▶ **Given task**:
Filter the lines below, copying only those with the string "turns".

▶ **Listed records**:
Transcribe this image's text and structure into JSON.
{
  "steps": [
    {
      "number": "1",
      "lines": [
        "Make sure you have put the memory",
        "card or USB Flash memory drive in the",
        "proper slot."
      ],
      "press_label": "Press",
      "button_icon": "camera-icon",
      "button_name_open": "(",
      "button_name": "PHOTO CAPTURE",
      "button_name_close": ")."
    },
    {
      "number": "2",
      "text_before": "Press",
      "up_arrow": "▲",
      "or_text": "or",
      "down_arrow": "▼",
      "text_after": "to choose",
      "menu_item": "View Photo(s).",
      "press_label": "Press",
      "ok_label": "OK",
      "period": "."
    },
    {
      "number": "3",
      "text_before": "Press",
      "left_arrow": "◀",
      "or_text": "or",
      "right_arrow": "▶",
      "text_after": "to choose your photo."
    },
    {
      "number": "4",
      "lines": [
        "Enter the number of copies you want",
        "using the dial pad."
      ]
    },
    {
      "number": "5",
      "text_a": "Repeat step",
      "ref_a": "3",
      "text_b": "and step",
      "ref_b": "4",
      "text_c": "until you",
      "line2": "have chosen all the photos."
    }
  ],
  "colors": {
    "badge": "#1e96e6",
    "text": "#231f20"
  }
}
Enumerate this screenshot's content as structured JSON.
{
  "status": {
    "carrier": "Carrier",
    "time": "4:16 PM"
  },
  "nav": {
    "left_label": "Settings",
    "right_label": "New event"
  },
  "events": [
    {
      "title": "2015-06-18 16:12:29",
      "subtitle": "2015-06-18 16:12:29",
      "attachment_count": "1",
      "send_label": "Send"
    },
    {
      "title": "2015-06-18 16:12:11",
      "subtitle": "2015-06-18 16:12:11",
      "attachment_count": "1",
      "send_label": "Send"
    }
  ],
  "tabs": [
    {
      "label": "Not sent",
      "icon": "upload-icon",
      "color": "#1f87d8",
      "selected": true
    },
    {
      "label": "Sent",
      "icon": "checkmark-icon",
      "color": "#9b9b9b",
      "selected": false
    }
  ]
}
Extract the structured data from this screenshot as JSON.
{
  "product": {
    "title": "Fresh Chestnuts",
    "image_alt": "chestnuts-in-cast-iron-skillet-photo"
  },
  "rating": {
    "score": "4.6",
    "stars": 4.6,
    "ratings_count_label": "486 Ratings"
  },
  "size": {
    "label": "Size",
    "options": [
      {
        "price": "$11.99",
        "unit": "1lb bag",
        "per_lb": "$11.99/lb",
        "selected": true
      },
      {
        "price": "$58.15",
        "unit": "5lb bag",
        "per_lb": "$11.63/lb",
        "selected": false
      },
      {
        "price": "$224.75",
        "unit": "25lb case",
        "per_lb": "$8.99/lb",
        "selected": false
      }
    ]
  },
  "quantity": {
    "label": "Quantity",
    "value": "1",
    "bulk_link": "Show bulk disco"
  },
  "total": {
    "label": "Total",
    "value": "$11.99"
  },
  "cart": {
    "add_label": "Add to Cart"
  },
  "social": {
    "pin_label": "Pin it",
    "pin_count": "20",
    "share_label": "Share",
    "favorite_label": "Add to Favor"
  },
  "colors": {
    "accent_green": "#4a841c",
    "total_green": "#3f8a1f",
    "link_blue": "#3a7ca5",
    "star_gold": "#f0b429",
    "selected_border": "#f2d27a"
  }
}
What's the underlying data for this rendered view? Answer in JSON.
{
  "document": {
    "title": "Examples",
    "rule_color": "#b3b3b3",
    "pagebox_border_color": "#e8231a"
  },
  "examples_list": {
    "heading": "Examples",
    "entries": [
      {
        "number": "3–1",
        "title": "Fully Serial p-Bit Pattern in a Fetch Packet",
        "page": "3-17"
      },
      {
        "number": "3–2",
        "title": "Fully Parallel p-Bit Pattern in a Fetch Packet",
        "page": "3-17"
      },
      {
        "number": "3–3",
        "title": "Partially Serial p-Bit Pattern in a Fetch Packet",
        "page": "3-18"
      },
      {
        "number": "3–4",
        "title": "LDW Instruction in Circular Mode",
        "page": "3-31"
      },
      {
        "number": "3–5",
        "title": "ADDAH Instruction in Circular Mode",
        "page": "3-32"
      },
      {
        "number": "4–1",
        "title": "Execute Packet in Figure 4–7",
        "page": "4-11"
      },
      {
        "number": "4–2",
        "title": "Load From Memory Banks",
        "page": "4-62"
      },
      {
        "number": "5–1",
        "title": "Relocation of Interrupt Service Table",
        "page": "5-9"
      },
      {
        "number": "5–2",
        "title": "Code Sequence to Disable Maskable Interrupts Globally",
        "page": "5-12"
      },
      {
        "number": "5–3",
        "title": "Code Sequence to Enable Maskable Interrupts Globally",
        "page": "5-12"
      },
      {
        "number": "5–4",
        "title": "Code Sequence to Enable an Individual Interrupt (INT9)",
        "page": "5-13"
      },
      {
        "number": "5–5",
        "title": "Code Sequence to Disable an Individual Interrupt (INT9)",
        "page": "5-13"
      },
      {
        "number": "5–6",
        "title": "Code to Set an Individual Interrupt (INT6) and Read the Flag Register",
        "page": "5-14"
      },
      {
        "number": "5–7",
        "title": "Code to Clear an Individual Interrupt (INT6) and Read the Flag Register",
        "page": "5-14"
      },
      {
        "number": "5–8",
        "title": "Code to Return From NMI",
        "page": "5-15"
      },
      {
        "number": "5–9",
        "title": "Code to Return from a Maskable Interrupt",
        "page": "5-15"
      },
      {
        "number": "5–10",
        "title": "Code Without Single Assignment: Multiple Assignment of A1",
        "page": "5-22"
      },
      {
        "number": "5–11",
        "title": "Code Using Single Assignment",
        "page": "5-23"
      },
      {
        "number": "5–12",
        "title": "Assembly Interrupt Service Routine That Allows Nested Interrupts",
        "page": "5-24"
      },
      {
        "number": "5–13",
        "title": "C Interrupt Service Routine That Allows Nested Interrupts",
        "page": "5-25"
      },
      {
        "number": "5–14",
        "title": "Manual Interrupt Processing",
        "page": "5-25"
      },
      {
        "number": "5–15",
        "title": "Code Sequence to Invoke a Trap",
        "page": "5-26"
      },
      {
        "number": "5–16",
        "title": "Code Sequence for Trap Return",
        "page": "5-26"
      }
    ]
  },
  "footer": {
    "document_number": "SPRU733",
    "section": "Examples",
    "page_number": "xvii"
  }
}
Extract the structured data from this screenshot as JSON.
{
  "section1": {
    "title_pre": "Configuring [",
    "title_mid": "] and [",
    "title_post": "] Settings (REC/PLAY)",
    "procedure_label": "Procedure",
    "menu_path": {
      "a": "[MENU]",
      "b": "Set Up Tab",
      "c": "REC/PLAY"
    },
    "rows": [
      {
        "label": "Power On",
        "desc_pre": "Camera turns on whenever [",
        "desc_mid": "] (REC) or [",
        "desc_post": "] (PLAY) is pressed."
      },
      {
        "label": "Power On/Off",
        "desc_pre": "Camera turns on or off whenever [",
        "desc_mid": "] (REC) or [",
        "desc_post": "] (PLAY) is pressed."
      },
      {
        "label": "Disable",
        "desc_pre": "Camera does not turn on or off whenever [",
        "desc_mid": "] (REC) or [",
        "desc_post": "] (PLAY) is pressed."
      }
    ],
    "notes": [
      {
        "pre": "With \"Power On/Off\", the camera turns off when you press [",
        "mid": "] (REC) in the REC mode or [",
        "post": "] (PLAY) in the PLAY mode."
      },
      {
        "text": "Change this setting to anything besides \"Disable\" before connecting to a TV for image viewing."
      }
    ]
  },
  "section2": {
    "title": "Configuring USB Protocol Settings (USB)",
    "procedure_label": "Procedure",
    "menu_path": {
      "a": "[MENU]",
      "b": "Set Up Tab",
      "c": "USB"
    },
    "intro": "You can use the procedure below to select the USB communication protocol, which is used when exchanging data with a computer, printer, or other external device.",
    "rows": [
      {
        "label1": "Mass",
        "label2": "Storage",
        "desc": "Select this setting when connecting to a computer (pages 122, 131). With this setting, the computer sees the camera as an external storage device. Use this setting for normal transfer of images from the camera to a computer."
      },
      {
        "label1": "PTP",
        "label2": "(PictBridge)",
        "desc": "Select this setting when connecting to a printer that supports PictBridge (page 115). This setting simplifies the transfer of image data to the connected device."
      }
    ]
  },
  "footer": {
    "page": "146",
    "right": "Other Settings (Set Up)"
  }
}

▶ **Full response**:
        "desc_pre": "Camera turns on whenever [",
        "desc_pre": "Camera turns on or off whenever [",
        "pre": "With \"Power On/Off\", the camera turns off when you press [",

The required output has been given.